* EXERCISE PROMPT
Answer with a single number, the count of lines holding the word "dans".

• • • •

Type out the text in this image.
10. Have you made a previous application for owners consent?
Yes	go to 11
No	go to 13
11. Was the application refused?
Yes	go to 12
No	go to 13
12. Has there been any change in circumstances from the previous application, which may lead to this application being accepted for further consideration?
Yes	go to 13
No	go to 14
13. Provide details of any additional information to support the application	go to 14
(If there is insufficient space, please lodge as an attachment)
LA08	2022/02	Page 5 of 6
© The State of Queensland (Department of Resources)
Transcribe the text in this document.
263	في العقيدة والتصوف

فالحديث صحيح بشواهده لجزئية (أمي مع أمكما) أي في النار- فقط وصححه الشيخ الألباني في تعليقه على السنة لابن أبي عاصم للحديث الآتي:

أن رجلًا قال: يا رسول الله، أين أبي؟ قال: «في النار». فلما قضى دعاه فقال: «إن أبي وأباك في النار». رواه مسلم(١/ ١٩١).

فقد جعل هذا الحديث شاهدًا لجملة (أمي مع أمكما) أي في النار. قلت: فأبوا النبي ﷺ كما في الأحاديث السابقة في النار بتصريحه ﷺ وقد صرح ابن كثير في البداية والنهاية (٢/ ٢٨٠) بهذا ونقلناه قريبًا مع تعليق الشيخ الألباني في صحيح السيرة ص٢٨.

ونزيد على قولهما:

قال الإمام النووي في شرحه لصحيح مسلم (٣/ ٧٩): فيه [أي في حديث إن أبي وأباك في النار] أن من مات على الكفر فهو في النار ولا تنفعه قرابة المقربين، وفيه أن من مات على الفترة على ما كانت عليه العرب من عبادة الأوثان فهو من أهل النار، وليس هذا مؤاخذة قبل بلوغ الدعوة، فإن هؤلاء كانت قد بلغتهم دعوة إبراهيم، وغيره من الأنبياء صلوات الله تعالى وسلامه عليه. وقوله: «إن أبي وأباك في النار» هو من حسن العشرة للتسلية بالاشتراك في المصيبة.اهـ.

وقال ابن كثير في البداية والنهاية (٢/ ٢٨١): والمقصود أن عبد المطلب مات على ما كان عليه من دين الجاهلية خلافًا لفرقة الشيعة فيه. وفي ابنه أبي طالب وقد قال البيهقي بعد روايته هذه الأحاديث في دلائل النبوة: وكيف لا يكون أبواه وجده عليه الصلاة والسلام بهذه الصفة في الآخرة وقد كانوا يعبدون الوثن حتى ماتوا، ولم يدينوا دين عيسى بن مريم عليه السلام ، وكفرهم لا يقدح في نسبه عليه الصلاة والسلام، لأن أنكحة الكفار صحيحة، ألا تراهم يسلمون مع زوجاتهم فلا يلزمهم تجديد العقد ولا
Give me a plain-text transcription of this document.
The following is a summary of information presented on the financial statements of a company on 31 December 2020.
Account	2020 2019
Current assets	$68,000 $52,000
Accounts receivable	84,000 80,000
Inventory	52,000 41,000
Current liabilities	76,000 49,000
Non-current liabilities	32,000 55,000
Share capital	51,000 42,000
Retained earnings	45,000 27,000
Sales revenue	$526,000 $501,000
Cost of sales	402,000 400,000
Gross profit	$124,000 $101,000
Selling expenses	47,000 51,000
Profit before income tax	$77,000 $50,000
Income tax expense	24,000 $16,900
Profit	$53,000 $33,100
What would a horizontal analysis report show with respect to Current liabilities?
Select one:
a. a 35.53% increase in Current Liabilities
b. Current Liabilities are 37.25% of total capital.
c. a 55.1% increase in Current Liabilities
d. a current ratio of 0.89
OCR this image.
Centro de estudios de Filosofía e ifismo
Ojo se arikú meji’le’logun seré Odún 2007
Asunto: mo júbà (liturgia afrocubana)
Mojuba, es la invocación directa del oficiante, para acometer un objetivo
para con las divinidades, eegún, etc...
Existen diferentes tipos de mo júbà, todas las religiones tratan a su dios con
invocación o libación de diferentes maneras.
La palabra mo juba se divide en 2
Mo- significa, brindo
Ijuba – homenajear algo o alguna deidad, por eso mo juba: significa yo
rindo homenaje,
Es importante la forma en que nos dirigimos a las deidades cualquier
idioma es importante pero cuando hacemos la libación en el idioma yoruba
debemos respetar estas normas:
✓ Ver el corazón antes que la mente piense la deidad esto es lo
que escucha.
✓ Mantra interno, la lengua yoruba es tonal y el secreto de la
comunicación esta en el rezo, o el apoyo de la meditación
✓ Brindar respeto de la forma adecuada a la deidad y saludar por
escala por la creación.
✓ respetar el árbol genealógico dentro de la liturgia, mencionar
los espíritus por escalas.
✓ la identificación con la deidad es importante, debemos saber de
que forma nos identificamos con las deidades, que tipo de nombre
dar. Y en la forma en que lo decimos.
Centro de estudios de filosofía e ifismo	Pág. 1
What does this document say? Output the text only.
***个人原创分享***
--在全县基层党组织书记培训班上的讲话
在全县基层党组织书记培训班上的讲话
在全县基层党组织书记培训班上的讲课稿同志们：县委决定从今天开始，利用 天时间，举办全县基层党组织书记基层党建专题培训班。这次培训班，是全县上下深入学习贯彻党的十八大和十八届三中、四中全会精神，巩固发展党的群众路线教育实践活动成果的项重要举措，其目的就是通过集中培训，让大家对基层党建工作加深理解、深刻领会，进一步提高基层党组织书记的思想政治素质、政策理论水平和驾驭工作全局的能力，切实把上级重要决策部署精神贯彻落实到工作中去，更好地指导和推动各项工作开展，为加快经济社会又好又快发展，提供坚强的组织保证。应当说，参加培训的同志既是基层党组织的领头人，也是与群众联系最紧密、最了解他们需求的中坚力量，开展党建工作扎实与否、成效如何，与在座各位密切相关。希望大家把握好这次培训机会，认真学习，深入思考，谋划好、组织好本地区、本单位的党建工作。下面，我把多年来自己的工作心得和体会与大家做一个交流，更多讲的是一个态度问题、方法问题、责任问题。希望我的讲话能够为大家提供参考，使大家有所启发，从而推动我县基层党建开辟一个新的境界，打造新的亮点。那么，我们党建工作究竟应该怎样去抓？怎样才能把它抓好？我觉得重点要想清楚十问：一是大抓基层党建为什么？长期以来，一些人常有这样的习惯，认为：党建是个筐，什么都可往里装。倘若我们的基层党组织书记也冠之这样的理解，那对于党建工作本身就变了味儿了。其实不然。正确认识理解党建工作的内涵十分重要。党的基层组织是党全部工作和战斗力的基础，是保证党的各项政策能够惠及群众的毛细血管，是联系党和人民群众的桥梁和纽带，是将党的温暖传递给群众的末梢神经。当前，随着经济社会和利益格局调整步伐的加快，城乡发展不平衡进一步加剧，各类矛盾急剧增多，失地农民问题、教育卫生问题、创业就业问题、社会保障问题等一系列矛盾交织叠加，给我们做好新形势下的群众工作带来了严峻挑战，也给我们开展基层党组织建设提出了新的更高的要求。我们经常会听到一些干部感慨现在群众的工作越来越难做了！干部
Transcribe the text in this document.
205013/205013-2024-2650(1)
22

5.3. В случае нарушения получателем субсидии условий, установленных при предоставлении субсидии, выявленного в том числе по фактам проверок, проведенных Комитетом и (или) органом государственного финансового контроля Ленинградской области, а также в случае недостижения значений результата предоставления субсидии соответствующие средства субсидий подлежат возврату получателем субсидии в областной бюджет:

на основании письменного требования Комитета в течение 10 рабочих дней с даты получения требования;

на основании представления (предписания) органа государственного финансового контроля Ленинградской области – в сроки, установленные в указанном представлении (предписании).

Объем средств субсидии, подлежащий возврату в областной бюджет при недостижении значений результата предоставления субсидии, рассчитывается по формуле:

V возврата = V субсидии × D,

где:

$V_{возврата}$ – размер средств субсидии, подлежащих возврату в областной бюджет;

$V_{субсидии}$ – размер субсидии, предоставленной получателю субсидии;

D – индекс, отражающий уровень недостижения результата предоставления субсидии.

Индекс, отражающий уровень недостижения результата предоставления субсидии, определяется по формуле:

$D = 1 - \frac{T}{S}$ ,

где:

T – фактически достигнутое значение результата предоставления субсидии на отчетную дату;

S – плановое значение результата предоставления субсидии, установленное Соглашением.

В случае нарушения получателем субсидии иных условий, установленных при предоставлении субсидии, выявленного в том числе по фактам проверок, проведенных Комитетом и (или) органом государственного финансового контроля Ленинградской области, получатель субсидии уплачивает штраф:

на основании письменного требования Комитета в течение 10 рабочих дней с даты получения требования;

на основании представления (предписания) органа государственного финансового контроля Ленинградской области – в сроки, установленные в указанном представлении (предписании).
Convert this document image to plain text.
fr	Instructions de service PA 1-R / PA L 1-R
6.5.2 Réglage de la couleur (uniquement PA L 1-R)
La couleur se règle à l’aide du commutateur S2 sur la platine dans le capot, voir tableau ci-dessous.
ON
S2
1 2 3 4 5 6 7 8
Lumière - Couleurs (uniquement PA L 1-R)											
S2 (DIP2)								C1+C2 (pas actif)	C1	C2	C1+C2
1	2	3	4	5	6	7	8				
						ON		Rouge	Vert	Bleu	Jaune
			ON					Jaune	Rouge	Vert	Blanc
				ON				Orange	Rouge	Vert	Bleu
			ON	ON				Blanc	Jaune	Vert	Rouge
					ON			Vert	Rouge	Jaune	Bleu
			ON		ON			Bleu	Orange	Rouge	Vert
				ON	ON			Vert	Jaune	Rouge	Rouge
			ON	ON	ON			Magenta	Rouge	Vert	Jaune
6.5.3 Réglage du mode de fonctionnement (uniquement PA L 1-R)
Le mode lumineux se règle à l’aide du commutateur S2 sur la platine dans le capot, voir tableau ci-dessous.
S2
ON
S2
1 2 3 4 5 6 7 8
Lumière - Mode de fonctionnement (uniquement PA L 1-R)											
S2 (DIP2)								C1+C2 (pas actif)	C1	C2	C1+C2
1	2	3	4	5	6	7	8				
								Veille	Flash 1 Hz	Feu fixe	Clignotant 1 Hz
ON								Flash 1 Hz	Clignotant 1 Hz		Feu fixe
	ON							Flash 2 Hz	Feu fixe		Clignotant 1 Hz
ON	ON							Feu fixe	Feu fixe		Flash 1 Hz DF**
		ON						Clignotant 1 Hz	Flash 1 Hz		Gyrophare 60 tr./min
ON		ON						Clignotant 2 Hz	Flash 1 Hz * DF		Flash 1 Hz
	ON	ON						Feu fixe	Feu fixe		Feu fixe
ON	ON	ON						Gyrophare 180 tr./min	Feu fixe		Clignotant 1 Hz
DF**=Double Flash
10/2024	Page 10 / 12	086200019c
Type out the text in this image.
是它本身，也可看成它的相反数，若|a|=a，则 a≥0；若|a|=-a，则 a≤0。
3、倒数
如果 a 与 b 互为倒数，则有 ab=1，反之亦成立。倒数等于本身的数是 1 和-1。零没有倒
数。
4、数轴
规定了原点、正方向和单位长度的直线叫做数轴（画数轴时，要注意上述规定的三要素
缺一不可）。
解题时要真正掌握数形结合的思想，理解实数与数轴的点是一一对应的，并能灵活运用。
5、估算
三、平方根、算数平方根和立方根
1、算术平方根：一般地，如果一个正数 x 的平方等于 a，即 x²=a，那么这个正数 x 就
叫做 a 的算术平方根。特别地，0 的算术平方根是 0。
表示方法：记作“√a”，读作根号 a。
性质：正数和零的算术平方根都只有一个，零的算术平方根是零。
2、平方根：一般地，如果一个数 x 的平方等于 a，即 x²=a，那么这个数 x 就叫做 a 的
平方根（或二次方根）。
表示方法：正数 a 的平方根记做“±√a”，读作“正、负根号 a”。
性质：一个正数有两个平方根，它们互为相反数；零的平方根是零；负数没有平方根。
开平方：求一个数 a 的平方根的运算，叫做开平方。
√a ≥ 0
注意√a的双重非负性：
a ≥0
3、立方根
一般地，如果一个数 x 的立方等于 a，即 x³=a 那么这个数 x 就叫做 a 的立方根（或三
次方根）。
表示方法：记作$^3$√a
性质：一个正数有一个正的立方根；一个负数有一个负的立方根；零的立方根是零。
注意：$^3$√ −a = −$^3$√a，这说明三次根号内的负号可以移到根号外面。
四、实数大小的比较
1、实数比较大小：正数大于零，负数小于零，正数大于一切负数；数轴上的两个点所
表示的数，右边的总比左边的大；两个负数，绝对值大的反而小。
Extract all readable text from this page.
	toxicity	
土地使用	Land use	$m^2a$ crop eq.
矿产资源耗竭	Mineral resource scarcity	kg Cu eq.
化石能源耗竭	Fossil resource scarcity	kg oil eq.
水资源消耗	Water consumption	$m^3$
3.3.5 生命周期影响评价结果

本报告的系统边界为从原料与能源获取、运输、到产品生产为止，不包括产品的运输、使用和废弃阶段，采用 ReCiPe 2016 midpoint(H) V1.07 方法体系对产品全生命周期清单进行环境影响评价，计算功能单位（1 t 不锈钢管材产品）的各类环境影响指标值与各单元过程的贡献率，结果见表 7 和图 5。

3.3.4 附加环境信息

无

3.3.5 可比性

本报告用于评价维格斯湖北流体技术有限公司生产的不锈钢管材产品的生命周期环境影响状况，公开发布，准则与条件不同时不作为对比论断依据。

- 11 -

• • • •

* SOLUTION TO THIS TASK
2